[GIVEN PROBLEM]: Repeat every record below exactly as it appears.

## BEGIN DATA RECORDS

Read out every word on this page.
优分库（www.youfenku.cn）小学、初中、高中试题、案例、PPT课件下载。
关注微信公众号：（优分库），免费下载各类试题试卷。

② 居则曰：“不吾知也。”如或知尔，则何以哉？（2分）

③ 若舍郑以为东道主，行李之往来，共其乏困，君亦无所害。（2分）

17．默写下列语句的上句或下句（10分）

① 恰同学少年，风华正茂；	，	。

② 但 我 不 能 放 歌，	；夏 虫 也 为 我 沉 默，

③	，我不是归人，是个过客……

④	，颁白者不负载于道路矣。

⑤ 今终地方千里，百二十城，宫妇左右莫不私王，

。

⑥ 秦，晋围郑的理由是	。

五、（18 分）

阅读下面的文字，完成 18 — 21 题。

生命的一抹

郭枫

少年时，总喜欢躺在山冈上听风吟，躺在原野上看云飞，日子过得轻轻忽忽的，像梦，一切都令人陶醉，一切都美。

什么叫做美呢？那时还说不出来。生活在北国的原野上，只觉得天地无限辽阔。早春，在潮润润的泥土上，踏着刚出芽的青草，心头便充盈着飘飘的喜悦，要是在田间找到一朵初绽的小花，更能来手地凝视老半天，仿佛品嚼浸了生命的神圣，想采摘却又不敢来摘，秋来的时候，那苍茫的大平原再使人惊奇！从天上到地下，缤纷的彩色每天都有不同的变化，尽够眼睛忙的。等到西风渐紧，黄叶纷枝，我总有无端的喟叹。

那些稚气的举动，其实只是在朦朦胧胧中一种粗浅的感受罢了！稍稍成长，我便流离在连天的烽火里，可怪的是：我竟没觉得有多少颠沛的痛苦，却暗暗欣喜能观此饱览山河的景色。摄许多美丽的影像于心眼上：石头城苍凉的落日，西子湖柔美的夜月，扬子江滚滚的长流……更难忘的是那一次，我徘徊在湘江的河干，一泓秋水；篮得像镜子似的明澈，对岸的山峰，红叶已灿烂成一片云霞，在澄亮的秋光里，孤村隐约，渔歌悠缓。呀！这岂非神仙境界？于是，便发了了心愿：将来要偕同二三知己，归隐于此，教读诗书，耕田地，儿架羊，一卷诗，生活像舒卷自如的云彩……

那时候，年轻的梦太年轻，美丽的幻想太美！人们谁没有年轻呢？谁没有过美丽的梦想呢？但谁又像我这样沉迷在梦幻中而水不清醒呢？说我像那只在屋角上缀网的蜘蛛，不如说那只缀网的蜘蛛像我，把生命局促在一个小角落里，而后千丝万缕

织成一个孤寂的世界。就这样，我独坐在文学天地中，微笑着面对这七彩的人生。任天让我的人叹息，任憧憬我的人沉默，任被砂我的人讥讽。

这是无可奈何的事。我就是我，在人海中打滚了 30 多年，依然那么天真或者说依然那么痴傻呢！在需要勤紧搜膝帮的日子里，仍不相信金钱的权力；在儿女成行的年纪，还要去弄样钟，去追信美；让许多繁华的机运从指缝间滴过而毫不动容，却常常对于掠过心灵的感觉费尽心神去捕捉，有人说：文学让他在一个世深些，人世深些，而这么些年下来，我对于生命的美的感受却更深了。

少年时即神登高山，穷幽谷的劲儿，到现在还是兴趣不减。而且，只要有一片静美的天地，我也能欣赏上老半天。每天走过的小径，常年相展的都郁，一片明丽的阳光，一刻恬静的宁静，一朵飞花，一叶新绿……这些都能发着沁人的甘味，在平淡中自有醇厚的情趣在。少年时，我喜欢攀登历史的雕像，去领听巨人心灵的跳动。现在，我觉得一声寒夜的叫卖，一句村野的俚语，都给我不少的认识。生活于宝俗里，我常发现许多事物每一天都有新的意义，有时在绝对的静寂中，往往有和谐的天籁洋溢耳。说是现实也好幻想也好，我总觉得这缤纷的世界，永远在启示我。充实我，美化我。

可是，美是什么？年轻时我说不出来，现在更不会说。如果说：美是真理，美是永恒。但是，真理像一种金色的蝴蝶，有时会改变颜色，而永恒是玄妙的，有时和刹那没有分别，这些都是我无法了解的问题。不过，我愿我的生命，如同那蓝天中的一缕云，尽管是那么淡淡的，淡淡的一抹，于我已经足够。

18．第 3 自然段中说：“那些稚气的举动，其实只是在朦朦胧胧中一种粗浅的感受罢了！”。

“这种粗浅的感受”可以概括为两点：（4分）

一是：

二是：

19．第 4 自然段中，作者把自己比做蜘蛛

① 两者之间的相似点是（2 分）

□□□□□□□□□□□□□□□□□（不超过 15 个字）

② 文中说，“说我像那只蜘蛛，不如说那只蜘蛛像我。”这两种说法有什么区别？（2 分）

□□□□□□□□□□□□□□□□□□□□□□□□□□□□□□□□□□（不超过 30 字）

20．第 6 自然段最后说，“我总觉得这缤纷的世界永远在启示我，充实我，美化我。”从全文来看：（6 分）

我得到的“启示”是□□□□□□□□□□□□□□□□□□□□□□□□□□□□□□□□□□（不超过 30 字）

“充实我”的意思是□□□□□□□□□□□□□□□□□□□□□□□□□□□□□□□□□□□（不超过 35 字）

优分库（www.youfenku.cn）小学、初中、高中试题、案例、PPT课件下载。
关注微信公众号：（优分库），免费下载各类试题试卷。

## END DATA RECORDS

[COMPLETED TASK]:
Read out every word on this page.
优分库（www.youfenku.cn）小学、初中、高中试题、案例、PPT课件下载。
关注微信公众号：（优分库），免费下载各类试题试卷。

② 居则曰：“不吾知也。”如或知尔，则何以哉？（2分）

③ 若舍郑以为东道主，行李之往来，共其乏困，君亦无所害。（2分）

17．默写下列语句的上句或下句（10分）

① 恰同学少年，风华正茂；	，	。

② 但 我 不 能 放 歌，	；夏 虫 也 为 我 沉 默，

③	，我不是归人，是个过客……

④	，颁白者不负载于道路矣。

⑤ 今终地方千里，百二十城，宫妇左右莫不私王，

。

⑥ 秦，晋围郑的理由是	。

五、（18 分）

阅读下面的文字，完成 18 — 21 题。

生命的一抹

郭枫

少年时，总喜欢躺在山冈上听风吟，躺在原野上看云飞，日子过得轻轻忽忽的，像梦，一切都令人陶醉，一切都美。

什么叫做美呢？那时还说不出来。生活在北国的原野上，只觉得天地无限辽阔。早春，在潮润润的泥土上，踏着刚出芽的青草，心头便充盈着飘飘的喜悦，要是在田间找到一朵初绽的小花，更能来手地凝视老半天，仿佛品嚼浸了生命的神圣，想采摘却又不敢来摘，秋来的时候，那苍茫的大平原再使人惊奇！从天上到地下，缤纷的彩色每天都有不同的变化，尽够眼睛忙的。等到西风渐紧，黄叶纷枝，我总有无端的喟叹。

那些稚气的举动，其实只是在朦朦胧胧中一种粗浅的感受罢了！稍稍成长，我便流离在连天的烽火里，可怪的是：我竟没觉得有多少颠沛的痛苦，却暗暗欣喜能观此饱览山河的景色。摄许多美丽的影像于心眼上：石头城苍凉的落日，西子湖柔美的夜月，扬子江滚滚的长流……更难忘的是那一次，我徘徊在湘江的河干，一泓秋水；篮得像镜子似的明澈，对岸的山峰，红叶已灿烂成一片云霞，在澄亮的秋光里，孤村隐约，渔歌悠缓。呀！这岂非神仙境界？于是，便发了了心愿：将来要偕同二三知己，归隐于此，教读诗书，耕田地，儿架羊，一卷诗，生活像舒卷自如的云彩……

那时候，年轻的梦太年轻，美丽的幻想太美！人们谁没有年轻呢？谁没有过美丽的梦想呢？但谁又像我这样沉迷在梦幻中而水不清醒呢？说我像那只在屋角上缀网的蜘蛛，不如说那只缀网的蜘蛛像我，把生命局促在一个小角落里，而后千丝万缕

织成一个孤寂的世界。就这样，我独坐在文学天地中，微笑着面对这七彩的人生。任天让我的人叹息，任憧憬我的人沉默，任被砂我的人讥讽。

这是无可奈何的事。我就是我，在人海中打滚了 30 多年，依然那么天真或者说依然那么痴傻呢！在需要勤紧搜膝帮的日子里，仍不相信金钱的权力；在儿女成行的年纪，还要去弄样钟，去追信美；让许多繁华的机运从指缝间滴过而毫不动容，却常常对于掠过心灵的感觉费尽心神去捕捉，有人说：文学让他在一个世深些，人世深些，而这么些年下来，我对于生命的美的感受却更深了。

少年时即神登高山，穷幽谷的劲儿，到现在还是兴趣不减。而且，只要有一片静美的天地，我也能欣赏上老半天。每天走过的小径，常年相展的都郁，一片明丽的阳光，一刻恬静的宁静，一朵飞花，一叶新绿……这些都能发着沁人的甘味，在平淡中自有醇厚的情趣在。少年时，我喜欢攀登历史的雕像，去领听巨人心灵的跳动。现在，我觉得一声寒夜的叫卖，一句村野的俚语，都给我不少的认识。生活于宝俗里，我常发现许多事物每一天都有新的意义，有时在绝对的静寂中，往往有和谐的天籁洋溢耳。说是现实也好幻想也好，我总觉得这缤纷的世界，永远在启示我。充实我，美化我。

可是，美是什么？年轻时我说不出来，现在更不会说。如果说：美是真理，美是永恒。但是，真理像一种金色的蝴蝶，有时会改变颜色，而永恒是玄妙的，有时和刹那没有分别，这些都是我无法了解的问题。不过，我愿我的生命，如同那蓝天中的一缕云，尽管是那么淡淡的，淡淡的一抹，于我已经足够。

18．第 3 自然段中说：“那些稚气的举动，其实只是在朦朦胧胧中一种粗浅的感受罢了！”。

“这种粗浅的感受”可以概括为两点：（4分）

一是：

二是：

19．第 4 自然段中，作者把自己比做蜘蛛

① 两者之间的相似点是（2 分）

□□□□□□□□□□□□□□□□□（不超过 15 个字）

② 文中说，“说我像那只蜘蛛，不如说那只蜘蛛像我。”这两种说法有什么区别？（2 分）

□□□□□□□□□□□□□□□□□□□□□□□□□□□□□□□□□□（不超过 30 字）

20．第 6 自然段最后说，“我总觉得这缤纷的世界永远在启示我，充实我，美化我。”从全文来看：（6 分）

我得到的“启示”是□□□□□□□□□□□□□□□□□□□□□□□□□□□□□□□□□□（不超过 30 字）

“充实我”的意思是□□□□□□□□□□□□□□□□□□□□□□□□□□□□□□□□□□□（不超过 35 字）

优分库（www.youfenku.cn）小学、初中、高中试题、案例、PPT课件下载。
关注微信公众号：（优分库），免费下载各类试题试卷。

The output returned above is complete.